Repeat every entry in the listing below, exactly.

— start of TASK INPUT —

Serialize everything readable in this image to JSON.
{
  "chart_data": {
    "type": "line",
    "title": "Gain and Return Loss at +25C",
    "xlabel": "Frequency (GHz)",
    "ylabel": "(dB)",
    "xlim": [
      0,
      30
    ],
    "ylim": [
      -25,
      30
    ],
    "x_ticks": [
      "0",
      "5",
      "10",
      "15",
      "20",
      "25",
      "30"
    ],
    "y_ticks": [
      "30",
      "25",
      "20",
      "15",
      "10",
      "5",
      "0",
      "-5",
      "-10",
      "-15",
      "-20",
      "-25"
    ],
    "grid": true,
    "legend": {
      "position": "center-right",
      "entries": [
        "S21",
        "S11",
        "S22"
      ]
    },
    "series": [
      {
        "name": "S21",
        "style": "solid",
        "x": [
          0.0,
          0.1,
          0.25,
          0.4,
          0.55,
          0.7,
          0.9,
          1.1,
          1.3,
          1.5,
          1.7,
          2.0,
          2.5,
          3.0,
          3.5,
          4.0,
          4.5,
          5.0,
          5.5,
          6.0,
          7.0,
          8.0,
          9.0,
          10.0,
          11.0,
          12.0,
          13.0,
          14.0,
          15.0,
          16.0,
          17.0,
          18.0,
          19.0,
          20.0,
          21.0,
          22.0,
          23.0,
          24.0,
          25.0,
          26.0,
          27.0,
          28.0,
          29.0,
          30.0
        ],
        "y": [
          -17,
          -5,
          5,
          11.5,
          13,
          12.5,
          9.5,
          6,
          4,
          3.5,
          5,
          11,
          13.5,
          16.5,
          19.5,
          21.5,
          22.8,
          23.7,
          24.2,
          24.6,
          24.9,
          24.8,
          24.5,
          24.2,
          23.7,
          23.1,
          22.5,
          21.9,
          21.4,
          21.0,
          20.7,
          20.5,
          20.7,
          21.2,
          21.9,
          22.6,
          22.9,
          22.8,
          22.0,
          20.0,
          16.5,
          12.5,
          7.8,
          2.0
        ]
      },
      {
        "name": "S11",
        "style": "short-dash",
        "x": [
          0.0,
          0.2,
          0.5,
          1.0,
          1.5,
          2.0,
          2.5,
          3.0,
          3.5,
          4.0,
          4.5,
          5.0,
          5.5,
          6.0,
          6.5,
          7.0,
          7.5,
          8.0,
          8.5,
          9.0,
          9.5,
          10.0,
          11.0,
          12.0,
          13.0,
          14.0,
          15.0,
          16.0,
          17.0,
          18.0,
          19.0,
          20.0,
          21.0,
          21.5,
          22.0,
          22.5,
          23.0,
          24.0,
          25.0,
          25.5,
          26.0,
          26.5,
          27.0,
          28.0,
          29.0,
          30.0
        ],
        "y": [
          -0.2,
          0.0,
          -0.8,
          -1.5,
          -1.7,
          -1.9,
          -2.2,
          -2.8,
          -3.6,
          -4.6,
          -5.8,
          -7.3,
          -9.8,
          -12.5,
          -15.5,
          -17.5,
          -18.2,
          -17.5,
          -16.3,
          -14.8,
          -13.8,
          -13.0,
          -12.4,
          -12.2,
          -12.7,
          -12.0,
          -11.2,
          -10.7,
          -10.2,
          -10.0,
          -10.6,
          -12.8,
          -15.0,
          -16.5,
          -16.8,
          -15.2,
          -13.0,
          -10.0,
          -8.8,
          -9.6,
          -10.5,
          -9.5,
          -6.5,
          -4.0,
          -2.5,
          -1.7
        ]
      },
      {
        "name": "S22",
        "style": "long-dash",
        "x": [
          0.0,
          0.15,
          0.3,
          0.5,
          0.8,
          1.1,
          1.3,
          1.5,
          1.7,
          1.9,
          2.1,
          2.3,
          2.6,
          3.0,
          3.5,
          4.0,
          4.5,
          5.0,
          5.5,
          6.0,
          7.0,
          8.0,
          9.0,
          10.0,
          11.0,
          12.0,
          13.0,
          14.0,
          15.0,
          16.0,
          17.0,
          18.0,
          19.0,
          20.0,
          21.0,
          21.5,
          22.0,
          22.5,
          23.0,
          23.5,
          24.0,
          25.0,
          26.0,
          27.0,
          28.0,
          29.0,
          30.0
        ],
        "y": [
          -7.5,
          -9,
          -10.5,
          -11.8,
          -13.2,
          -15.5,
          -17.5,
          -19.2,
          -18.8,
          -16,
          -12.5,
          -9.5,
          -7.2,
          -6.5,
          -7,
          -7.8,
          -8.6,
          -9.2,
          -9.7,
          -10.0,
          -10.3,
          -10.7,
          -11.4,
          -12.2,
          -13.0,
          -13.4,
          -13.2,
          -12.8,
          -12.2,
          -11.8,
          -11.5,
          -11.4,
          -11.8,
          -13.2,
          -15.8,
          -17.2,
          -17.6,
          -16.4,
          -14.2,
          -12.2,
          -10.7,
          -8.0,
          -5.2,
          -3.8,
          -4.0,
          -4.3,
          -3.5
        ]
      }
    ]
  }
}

— end of TASK INPUT —

## FINAL RESULT
Serialize everything readable in this image to JSON.
{
  "chart_data": {
    "type": "line",
    "title": "Gain and Return Loss at +25C",
    "xlabel": "Frequency (GHz)",
    "ylabel": "(dB)",
    "xlim": [
      0,
      30
    ],
    "ylim": [
      -25,
      30
    ],
    "x_ticks": [
      "0",
      "5",
      "10",
      "15",
      "20",
      "25",
      "30"
    ],
    "y_ticks": [
      "30",
      "25",
      "20",
      "15",
      "10",
      "5",
      "0",
      "-5",
      "-10",
      "-15",
      "-20",
      "-25"
    ],
    "grid": true,
    "legend": {
      "position": "center-right",
      "entries": [
        "S21",
        "S11",
        "S22"
      ]
    },
    "series": [
      {
        "name": "S21",
        "style": "solid",
        "x": [
          0.0,
          0.1,
          0.25,
          0.4,
          0.55,
          0.7,
          0.9,
          1.1,
          1.3,
          1.5,
          1.7,
          2.0,
          2.5,
          3.0,
          3.5,
          4.0,
          4.5,
          5.0,
          5.5,
          6.0,
          7.0,
          8.0,
          9.0,
          10.0,
          11.0,
          12.0,
          13.0,
          14.0,
          15.0,
          16.0,
          17.0,
          18.0,
          19.0,
          20.0,
          21.0,
          22.0,
          23.0,
          24.0,
          25.0,
          26.0,
          27.0,
          28.0,
          29.0,
          30.0
        ],
        "y": [
          -17,
          -5,
          5,
          11.5,
          13,
          12.5,
          9.5,
          6,
          4,
          3.5,
          5,
          11,
          13.5,
          16.5,
          19.5,
          21.5,
          22.8,
          23.7,
          24.2,
          24.6,
          24.9,
          24.8,
          24.5,
          24.2,
          23.7,
          23.1,
          22.5,
          21.9,
          21.4,
          21.0,
          20.7,
          20.5,
          20.7,
          21.2,
          21.9,
          22.6,
          22.9,
          22.8,
          22.0,
          20.0,
          16.5,
          12.5,
          7.8,
          2.0
        ]
      },
      {
        "name": "S11",
        "style": "short-dash",
        "x": [
          0.0,
          0.2,
          0.5,
          1.0,
          1.5,
          2.0,
          2.5,
          3.0,
          3.5,
          4.0,
          4.5,
          5.0,
          5.5,
          6.0,
          6.5,
          7.0,
          7.5,
          8.0,
          8.5,
          9.0,
          9.5,
          10.0,
          11.0,
          12.0,
          13.0,
          14.0,
          15.0,
          16.0,
          17.0,
          18.0,
          19.0,
          20.0,
          21.0,
          21.5,
          22.0,
          22.5,
          23.0,
          24.0,
          25.0,
          25.5,
          26.0,
          26.5,
          27.0,
          28.0,
          29.0,
          30.0
        ],
        "y": [
          -0.2,
          0.0,
          -0.8,
          -1.5,
          -1.7,
          -1.9,
          -2.2,
          -2.8,
          -3.6,
          -4.6,
          -5.8,
          -7.3,
          -9.8,
          -12.5,
          -15.5,
          -17.5,
          -18.2,
          -17.5,
          -16.3,
          -14.8,
          -13.8,
          -13.0,
          -12.4,
          -12.2,
          -12.7,
          -12.0,
          -11.2,
          -10.7,
          -10.2,
          -10.0,
          -10.6,
          -12.8,
          -15.0,
          -16.5,
          -16.8,
          -15.2,
          -13.0,
          -10.0,
          -8.8,
          -9.6,
          -10.5,
          -9.5,
          -6.5,
          -4.0,
          -2.5,
          -1.7
        ]
      },
      {
        "name": "S22",
        "style": "long-dash",
        "x": [
          0.0,
          0.15,
          0.3,
          0.5,
          0.8,
          1.1,
          1.3,
          1.5,
          1.7,
          1.9,
          2.1,
          2.3,
          2.6,
          3.0,
          3.5,
          4.0,
          4.5,
          5.0,
          5.5,
          6.0,
          7.0,
          8.0,
          9.0,
          10.0,
          11.0,
          12.0,
          13.0,
          14.0,
          15.0,
          16.0,
          17.0,
          18.0,
          19.0,
          20.0,
          21.0,
          21.5,
          22.0,
          22.5,
          23.0,
          23.5,
          24.0,
          25.0,
          26.0,
          27.0,
          28.0,
          29.0,
          30.0
        ],
        "y": [
          -7.5,
          -9,
          -10.5,
          -11.8,
          -13.2,
          -15.5,
          -17.5,
          -19.2,
          -18.8,
          -16,
          -12.5,
          -9.5,
          -7.2,
          -6.5,
          -7,
          -7.8,
          -8.6,
          -9.2,
          -9.7,
          -10.0,
          -10.3,
          -10.7,
          -11.4,
          -12.2,
          -13.0,
          -13.4,
          -13.2,
          -12.8,
          -12.2,
          -11.8,
          -11.5,
          -11.4,
          -11.8,
          -13.2,
          -15.8,
          -17.2,
          -17.6,
          -16.4,
          -14.2,
          -12.2,
          -10.7,
          -8.0,
          -5.2,
          -3.8,
          -4.0,
          -4.3,
          -3.5
        ]
      }
    ]
  }
}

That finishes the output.